** START DATA SHOWN **
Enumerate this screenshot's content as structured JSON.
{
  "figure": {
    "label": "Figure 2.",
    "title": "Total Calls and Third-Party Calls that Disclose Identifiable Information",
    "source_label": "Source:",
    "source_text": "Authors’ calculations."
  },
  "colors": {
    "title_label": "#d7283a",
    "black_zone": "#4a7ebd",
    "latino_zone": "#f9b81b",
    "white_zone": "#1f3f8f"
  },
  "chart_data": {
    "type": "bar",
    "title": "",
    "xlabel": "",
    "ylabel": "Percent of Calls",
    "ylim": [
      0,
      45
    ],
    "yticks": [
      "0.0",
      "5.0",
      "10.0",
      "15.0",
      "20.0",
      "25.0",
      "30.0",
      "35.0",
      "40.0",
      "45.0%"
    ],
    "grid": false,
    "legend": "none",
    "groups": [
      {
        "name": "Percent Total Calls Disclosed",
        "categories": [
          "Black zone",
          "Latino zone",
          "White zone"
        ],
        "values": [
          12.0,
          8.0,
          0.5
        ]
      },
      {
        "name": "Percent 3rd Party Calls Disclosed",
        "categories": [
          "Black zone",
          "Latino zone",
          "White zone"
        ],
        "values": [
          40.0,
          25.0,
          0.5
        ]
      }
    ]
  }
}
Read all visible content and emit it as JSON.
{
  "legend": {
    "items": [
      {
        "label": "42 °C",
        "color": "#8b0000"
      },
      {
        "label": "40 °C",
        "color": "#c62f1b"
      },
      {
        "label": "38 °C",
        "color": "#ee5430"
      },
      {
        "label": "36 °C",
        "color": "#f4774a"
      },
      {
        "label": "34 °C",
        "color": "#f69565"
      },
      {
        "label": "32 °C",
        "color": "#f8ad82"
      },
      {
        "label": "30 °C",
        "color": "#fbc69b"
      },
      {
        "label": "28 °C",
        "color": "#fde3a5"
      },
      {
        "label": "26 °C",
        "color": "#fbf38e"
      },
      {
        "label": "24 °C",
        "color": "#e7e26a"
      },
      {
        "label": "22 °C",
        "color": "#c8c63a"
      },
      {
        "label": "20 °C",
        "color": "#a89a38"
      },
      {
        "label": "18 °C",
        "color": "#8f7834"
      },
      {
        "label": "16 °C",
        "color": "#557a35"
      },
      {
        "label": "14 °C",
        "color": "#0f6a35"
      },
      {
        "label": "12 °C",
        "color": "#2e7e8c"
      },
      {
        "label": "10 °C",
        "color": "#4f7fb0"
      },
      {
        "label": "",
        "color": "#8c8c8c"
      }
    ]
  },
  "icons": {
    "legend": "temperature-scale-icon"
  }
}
** END DATA SHOWN **
# EXERCISE DIRECTIONS
Each line holding the word "name" counts once; report the total and nothing else.

# EXERCISE RESULT
2